--- Exercise goal ---
Copy out all the entries word for word.

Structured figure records

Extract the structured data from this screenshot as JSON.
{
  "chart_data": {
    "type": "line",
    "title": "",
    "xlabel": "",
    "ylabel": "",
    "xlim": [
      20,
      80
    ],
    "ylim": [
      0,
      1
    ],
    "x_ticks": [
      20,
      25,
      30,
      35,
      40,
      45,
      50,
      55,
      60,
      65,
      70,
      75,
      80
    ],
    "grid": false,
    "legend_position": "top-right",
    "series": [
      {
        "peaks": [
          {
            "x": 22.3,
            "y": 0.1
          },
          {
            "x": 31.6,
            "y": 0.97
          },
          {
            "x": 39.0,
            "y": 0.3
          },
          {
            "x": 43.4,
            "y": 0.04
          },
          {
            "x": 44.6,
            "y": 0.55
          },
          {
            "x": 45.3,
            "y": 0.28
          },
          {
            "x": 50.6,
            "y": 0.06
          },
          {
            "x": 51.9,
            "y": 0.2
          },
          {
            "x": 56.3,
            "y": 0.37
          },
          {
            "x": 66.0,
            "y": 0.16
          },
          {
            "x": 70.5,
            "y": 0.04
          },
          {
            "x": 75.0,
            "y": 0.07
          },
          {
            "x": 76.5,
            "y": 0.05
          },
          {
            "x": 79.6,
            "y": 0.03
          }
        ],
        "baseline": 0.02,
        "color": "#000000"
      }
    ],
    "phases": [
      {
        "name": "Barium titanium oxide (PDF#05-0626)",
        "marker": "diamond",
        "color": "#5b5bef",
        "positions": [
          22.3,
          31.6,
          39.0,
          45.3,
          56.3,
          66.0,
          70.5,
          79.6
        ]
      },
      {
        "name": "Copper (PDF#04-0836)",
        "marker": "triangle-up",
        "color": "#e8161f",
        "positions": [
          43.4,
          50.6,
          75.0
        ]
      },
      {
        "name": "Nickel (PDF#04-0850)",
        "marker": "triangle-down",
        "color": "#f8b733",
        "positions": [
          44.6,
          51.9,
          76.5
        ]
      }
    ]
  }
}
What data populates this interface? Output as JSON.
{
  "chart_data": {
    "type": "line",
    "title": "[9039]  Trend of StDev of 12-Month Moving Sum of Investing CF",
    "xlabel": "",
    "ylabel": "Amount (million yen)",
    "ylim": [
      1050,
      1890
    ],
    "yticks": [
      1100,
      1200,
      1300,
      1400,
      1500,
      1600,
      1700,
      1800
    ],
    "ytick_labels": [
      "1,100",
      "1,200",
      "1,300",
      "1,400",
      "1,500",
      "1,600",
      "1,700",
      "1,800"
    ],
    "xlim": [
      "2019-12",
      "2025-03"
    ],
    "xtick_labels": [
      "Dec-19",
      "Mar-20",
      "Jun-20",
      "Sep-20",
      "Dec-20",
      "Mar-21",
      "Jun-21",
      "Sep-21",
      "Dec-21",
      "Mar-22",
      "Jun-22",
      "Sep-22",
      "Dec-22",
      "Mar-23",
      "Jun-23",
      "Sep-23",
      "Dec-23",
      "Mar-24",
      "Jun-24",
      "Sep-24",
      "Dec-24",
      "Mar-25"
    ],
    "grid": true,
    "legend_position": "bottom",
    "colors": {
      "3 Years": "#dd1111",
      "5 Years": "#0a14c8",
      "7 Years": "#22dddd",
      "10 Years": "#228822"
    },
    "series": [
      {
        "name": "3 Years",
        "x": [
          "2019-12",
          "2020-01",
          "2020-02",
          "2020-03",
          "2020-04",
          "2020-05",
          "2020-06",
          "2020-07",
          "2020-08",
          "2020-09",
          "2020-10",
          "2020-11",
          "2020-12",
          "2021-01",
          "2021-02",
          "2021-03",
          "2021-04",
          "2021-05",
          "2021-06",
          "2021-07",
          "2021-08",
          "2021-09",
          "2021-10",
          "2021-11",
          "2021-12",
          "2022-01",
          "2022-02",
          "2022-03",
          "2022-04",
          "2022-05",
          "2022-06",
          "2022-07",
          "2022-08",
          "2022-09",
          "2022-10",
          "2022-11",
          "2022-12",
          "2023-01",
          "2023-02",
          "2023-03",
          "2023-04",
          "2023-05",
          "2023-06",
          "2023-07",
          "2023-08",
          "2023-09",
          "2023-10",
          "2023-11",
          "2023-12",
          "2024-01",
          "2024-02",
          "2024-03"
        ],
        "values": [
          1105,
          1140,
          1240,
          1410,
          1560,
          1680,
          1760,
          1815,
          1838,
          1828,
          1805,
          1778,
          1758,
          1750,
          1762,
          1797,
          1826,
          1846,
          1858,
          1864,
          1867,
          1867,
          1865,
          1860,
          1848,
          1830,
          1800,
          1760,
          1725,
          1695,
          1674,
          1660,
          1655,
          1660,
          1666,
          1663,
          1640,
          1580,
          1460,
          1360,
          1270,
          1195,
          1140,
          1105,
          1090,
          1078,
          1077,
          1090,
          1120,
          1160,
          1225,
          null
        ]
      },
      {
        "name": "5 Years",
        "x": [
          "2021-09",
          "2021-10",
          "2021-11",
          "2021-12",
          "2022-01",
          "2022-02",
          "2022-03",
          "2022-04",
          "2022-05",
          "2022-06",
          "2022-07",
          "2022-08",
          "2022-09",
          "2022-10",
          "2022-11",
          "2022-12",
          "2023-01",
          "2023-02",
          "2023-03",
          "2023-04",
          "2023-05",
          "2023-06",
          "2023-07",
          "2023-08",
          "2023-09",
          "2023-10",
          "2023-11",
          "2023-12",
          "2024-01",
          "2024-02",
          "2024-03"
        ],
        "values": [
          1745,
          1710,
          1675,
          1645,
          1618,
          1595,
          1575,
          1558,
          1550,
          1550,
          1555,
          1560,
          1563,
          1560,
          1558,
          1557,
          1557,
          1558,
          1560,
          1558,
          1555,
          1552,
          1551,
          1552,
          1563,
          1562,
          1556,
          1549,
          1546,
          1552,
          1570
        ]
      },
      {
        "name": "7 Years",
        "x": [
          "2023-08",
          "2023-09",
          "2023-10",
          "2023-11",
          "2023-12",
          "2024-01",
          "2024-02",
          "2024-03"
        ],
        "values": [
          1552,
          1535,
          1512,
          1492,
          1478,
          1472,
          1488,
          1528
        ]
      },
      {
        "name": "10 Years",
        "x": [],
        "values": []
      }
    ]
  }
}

--- Reply to the task ---
Extract the structured data from this screenshot as JSON.
{
  "chart_data": {
    "type": "line",
    "title": "",
    "xlabel": "",
    "ylabel": "",
    "xlim": [
      20,
      80
    ],
    "ylim": [
      0,
      1
    ],
    "x_ticks": [
      20,
      25,
      30,
      35,
      40,
      45,
      50,
      55,
      60,
      65,
      70,
      75,
      80
    ],
    "grid": false,
    "legend_position": "top-right",
    "series": [
      {
        "peaks": [
          {
            "x": 22.3,
            "y": 0.1
          },
          {
            "x": 31.6,
            "y": 0.97
          },
          {
            "x": 39.0,
            "y": 0.3
          },
          {
            "x": 43.4,
            "y": 0.04
          },
          {
            "x": 44.6,
            "y": 0.55
          },
          {
            "x": 45.3,
            "y": 0.28
          },
          {
            "x": 50.6,
            "y": 0.06
          },
          {
            "x": 51.9,
            "y": 0.2
          },
          {
            "x": 56.3,
            "y": 0.37
          },
          {
            "x": 66.0,
            "y": 0.16
          },
          {
            "x": 70.5,
            "y": 0.04
          },
          {
            "x": 75.0,
            "y": 0.07
          },
          {
            "x": 76.5,
            "y": 0.05
          },
          {
            "x": 79.6,
            "y": 0.03
          }
        ],
        "baseline": 0.02,
        "color": "#000000"
      }
    ],
    "phases": [
      {
        "name": "Barium titanium oxide (PDF#05-0626)",
        "marker": "diamond",
        "color": "#5b5bef",
        "positions": [
          22.3,
          31.6,
          39.0,
          45.3,
          56.3,
          66.0,
          70.5,
          79.6
        ]
      },
      {
        "name": "Copper (PDF#04-0836)",
        "marker": "triangle-up",
        "color": "#e8161f",
        "positions": [
          43.4,
          50.6,
          75.0
        ]
      },
      {
        "name": "Nickel (PDF#04-0850)",
        "marker": "triangle-down",
        "color": "#f8b733",
        "positions": [
          44.6,
          51.9,
          76.5
        ]
      }
    ]
  }
}
What data populates this interface? Output as JSON.
{
  "chart_data": {
    "type": "line",
    "title": "[9039]  Trend of StDev of 12-Month Moving Sum of Investing CF",
    "xlabel": "",
    "ylabel": "Amount (million yen)",
    "ylim": [
      1050,
      1890
    ],
    "yticks": [
      1100,
      1200,
      1300,
      1400,
      1500,
      1600,
      1700,
      1800
    ],
    "ytick_labels": [
      "1,100",
      "1,200",
      "1,300",
      "1,400",
      "1,500",
      "1,600",
      "1,700",
      "1,800"
    ],
    "xlim": [
      "2019-12",
      "2025-03"
    ],
    "xtick_labels": [
      "Dec-19",
      "Mar-20",
      "Jun-20",
      "Sep-20",
      "Dec-20",
      "Mar-21",
      "Jun-21",
      "Sep-21",
      "Dec-21",
      "Mar-22",
      "Jun-22",
      "Sep-22",
      "Dec-22",
      "Mar-23",
      "Jun-23",
      "Sep-23",
      "Dec-23",
      "Mar-24",
      "Jun-24",
      "Sep-24",
      "Dec-24",
      "Mar-25"
    ],
    "grid": true,
    "legend_position": "bottom",
    "colors": {
      "3 Years": "#dd1111",
      "5 Years": "#0a14c8",
      "7 Years": "#22dddd",
      "10 Years": "#228822"
    },
    "series": [
      {
        "name": "3 Years",
        "x": [
          "2019-12",
          "2020-01",
          "2020-02",
          "2020-03",
          "2020-04",
          "2020-05",
          "2020-06",
          "2020-07",
          "2020-08",
          "2020-09",
          "2020-10",
          "2020-11",
          "2020-12",
          "2021-01",
          "2021-02",
          "2021-03",
          "2021-04",
          "2021-05",
          "2021-06",
          "2021-07",
          "2021-08",
          "2021-09",
          "2021-10",
          "2021-11",
          "2021-12",
          "2022-01",
          "2022-02",
          "2022-03",
          "2022-04",
          "2022-05",
          "2022-06",
          "2022-07",
          "2022-08",
          "2022-09",
          "2022-10",
          "2022-11",
          "2022-12",
          "2023-01",
          "2023-02",
          "2023-03",
          "2023-04",
          "2023-05",
          "2023-06",
          "2023-07",
          "2023-08",
          "2023-09",
          "2023-10",
          "2023-11",
          "2023-12",
          "2024-01",
          "2024-02",
          "2024-03"
        ],
        "values": [
          1105,
          1140,
          1240,
          1410,
          1560,
          1680,
          1760,
          1815,
          1838,
          1828,
          1805,
          1778,
          1758,
          1750,
          1762,
          1797,
          1826,
          1846,
          1858,
          1864,
          1867,
          1867,
          1865,
          1860,
          1848,
          1830,
          1800,
          1760,
          1725,
          1695,
          1674,
          1660,
          1655,
          1660,
          1666,
          1663,
          1640,
          1580,
          1460,
          1360,
          1270,
          1195,
          1140,
          1105,
          1090,
          1078,
          1077,
          1090,
          1120,
          1160,
          1225,
          null
        ]
      },
      {
        "name": "5 Years",
        "x": [
          "2021-09",
          "2021-10",
          "2021-11",
          "2021-12",
          "2022-01",
          "2022-02",
          "2022-03",
          "2022-04",
          "2022-05",
          "2022-06",
          "2022-07",
          "2022-08",
          "2022-09",
          "2022-10",
          "2022-11",
          "2022-12",
          "2023-01",
          "2023-02",
          "2023-03",
          "2023-04",
          "2023-05",
          "2023-06",
          "2023-07",
          "2023-08",
          "2023-09",
          "2023-10",
          "2023-11",
          "2023-12",
          "2024-01",
          "2024-02",
          "2024-03"
        ],
        "values": [
          1745,
          1710,
          1675,
          1645,
          1618,
          1595,
          1575,
          1558,
          1550,
          1550,
          1555,
          1560,
          1563,
          1560,
          1558,
          1557,
          1557,
          1558,
          1560,
          1558,
          1555,
          1552,
          1551,
          1552,
          1563,
          1562,
          1556,
          1549,
          1546,
          1552,
          1570
        ]
      },
      {
        "name": "7 Years",
        "x": [
          "2023-08",
          "2023-09",
          "2023-10",
          "2023-11",
          "2023-12",
          "2024-01",
          "2024-02",
          "2024-03"
        ],
        "values": [
          1552,
          1535,
          1512,
          1492,
          1478,
          1472,
          1488,
          1528
        ]
      },
      {
        "name": "10 Years",
        "x": [],
        "values": []
      }
    ]
  }
}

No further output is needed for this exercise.